Collected data entries
>> Start
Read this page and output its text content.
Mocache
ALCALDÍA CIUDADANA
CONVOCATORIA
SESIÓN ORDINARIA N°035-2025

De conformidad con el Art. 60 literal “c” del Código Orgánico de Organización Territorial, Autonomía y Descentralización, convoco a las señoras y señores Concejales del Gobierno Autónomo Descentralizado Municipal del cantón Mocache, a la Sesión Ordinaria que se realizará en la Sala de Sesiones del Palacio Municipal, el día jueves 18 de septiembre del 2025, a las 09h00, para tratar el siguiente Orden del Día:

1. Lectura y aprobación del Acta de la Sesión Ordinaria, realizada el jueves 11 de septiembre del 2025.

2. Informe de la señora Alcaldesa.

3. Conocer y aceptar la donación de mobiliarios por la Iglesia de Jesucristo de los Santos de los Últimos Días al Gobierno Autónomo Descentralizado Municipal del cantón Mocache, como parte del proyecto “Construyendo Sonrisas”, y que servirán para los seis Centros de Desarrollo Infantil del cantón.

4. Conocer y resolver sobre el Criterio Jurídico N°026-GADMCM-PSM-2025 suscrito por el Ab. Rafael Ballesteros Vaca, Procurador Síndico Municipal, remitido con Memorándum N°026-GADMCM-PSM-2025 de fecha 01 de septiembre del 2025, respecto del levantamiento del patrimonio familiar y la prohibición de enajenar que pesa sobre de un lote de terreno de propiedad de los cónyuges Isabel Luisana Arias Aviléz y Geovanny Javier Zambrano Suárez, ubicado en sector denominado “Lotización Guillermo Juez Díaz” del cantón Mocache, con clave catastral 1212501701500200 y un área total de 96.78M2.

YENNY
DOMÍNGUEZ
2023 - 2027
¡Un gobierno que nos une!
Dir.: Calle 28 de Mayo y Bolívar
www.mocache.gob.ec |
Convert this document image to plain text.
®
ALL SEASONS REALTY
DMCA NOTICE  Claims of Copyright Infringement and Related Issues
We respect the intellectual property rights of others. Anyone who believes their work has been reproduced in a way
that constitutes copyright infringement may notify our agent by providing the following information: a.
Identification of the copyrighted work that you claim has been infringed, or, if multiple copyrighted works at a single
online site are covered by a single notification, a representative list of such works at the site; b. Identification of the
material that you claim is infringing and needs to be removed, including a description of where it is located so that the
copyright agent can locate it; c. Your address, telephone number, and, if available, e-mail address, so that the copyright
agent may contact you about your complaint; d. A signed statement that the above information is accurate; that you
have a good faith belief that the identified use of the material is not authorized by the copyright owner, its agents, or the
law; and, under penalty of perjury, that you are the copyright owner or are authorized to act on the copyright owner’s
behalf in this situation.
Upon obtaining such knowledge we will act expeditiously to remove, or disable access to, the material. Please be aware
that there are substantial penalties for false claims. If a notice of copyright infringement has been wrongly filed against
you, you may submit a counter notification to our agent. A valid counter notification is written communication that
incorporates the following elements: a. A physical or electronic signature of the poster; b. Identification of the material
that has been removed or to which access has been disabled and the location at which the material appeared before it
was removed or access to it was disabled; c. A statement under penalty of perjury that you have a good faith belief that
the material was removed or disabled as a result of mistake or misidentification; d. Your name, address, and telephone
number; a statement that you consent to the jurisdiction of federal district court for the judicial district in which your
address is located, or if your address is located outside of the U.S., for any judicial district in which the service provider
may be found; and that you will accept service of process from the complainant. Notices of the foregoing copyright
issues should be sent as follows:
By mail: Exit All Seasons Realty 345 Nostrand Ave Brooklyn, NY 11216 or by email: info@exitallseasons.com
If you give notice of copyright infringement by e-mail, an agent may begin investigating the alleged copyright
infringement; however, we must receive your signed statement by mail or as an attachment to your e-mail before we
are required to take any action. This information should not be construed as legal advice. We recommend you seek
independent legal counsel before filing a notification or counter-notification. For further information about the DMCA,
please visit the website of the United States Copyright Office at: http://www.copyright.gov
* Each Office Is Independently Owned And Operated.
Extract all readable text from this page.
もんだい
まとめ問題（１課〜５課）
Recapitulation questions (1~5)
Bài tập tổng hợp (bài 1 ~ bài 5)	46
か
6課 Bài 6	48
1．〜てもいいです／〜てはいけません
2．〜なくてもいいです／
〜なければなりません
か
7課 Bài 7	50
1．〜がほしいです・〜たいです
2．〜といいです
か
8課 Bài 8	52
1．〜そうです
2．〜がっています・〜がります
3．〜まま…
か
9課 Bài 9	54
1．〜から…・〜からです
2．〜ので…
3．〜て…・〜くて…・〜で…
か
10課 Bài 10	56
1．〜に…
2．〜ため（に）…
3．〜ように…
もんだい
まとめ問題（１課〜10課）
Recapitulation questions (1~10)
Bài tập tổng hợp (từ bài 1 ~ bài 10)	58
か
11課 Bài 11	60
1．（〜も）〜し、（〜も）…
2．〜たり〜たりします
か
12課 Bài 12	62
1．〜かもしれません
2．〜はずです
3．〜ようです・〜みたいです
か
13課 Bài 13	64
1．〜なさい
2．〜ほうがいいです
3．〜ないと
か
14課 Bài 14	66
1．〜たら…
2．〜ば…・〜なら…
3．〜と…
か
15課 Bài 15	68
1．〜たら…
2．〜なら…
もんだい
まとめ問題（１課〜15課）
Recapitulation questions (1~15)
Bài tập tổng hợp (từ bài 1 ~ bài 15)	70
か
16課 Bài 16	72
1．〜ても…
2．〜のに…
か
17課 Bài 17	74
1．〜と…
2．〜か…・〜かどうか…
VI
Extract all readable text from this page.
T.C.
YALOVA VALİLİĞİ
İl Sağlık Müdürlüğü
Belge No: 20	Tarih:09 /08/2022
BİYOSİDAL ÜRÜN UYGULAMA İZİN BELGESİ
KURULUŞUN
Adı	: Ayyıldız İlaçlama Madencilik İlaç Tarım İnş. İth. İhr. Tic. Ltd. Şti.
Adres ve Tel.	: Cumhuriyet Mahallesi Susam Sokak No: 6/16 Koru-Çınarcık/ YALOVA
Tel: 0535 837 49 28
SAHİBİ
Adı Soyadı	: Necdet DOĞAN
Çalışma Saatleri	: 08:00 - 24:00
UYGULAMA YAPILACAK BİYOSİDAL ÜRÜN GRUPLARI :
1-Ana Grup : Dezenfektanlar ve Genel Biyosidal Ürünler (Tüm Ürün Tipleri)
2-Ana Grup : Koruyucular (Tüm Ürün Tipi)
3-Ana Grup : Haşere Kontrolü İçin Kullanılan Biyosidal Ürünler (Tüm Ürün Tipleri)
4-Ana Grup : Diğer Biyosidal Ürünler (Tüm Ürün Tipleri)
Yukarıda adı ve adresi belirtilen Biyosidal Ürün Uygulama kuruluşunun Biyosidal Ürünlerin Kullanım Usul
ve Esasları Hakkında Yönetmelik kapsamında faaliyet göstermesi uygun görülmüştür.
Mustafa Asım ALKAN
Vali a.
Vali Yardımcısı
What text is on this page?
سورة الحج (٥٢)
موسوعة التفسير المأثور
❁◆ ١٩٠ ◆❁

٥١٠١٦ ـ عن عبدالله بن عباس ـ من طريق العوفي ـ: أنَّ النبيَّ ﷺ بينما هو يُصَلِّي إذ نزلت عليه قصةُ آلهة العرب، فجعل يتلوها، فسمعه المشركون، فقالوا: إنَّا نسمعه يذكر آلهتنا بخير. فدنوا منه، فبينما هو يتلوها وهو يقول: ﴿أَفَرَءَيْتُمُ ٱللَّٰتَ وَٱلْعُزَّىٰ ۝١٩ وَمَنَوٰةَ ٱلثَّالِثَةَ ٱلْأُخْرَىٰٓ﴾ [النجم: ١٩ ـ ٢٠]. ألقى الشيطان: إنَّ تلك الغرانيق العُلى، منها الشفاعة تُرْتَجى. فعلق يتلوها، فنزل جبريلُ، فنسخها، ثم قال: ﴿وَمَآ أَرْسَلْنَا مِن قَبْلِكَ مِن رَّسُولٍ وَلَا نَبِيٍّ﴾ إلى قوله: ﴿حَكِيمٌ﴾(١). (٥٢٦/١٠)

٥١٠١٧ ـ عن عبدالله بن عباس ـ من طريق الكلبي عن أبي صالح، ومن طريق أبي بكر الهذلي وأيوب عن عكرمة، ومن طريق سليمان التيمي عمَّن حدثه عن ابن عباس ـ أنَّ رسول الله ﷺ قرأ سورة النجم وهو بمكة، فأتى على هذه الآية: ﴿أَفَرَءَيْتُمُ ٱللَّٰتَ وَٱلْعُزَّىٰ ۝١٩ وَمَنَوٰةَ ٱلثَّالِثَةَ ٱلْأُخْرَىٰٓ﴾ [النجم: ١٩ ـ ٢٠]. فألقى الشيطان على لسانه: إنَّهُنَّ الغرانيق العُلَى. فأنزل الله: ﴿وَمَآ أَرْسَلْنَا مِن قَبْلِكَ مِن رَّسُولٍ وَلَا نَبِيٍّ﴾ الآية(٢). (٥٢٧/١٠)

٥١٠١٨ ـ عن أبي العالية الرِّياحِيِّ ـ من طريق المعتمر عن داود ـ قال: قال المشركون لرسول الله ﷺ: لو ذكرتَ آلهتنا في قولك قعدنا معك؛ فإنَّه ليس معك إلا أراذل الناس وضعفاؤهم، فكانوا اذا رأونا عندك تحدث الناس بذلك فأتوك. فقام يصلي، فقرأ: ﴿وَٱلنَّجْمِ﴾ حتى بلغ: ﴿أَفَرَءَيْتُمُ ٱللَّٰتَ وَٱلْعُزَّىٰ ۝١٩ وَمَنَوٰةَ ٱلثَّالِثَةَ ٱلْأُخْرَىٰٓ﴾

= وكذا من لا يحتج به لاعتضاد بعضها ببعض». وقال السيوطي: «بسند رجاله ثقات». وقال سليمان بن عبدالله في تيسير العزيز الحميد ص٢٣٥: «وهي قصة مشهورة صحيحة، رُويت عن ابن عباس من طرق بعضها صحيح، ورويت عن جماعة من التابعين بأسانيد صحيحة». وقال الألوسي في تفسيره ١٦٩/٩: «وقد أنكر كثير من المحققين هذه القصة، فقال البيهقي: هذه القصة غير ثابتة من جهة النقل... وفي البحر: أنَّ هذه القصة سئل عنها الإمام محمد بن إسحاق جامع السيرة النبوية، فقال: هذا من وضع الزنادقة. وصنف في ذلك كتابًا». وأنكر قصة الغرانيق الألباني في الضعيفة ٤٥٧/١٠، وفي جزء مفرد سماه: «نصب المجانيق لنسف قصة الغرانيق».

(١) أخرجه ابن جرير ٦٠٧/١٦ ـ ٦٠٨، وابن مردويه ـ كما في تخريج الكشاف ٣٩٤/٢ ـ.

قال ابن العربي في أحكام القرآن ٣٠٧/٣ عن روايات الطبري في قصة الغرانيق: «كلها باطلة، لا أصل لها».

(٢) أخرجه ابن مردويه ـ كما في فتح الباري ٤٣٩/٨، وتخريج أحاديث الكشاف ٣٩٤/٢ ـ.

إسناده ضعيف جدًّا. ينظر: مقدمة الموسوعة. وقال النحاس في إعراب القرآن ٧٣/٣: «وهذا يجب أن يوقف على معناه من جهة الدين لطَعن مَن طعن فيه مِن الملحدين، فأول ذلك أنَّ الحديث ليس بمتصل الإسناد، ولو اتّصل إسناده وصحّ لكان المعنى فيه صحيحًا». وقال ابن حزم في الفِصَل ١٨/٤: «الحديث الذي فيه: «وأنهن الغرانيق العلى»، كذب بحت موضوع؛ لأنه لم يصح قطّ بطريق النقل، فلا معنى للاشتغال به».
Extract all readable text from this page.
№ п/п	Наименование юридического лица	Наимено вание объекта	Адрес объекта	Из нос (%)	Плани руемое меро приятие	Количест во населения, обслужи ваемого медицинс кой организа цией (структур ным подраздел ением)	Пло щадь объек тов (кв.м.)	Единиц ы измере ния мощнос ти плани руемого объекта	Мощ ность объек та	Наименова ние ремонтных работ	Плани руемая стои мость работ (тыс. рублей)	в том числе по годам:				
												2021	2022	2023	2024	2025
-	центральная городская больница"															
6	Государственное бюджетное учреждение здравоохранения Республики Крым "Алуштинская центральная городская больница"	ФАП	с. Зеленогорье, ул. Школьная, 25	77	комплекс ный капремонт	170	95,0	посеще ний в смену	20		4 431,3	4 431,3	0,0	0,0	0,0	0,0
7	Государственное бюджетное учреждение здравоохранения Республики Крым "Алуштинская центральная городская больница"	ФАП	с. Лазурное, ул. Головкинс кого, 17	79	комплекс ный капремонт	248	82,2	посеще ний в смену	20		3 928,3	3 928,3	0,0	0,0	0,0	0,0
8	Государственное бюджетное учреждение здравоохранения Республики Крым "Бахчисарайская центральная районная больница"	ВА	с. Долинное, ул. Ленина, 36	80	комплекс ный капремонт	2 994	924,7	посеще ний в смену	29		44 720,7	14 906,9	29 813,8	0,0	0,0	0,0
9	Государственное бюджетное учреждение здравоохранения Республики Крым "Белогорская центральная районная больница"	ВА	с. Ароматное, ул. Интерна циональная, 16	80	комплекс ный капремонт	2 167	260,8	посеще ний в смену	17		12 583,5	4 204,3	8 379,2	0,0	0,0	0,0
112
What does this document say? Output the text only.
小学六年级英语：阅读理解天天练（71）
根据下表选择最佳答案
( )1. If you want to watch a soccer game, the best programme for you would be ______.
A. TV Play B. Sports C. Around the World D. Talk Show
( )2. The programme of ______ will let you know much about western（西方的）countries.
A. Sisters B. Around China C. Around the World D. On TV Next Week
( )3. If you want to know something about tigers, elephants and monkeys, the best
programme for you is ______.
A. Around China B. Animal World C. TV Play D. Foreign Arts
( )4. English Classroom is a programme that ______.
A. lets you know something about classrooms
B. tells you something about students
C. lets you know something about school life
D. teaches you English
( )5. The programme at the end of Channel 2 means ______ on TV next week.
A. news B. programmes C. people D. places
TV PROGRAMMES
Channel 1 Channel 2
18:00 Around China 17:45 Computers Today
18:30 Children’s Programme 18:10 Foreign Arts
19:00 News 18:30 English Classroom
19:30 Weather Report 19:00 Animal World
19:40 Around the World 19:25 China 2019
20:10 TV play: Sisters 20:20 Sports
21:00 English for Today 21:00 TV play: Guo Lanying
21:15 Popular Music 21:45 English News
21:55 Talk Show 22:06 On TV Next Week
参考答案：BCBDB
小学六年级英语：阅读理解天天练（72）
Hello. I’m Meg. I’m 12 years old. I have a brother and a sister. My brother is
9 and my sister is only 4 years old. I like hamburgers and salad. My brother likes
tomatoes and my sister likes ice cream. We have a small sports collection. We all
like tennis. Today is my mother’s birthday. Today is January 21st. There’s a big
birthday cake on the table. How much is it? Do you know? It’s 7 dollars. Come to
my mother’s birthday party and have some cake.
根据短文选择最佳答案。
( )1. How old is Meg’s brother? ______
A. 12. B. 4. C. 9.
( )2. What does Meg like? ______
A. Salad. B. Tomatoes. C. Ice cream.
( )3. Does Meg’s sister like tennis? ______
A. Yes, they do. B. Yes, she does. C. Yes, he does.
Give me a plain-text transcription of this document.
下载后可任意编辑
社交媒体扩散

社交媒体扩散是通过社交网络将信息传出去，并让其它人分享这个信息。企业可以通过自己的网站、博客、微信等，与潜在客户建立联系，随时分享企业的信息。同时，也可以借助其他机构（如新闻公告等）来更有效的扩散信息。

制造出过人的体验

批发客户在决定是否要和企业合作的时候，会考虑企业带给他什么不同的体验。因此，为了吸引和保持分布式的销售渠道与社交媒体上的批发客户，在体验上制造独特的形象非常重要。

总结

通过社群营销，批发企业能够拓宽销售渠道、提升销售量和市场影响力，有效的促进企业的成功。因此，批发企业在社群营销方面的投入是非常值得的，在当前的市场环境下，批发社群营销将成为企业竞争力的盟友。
>> End
Task description
Tell how many lines contain the word "Biyosidal", using only the number.

Expected output
4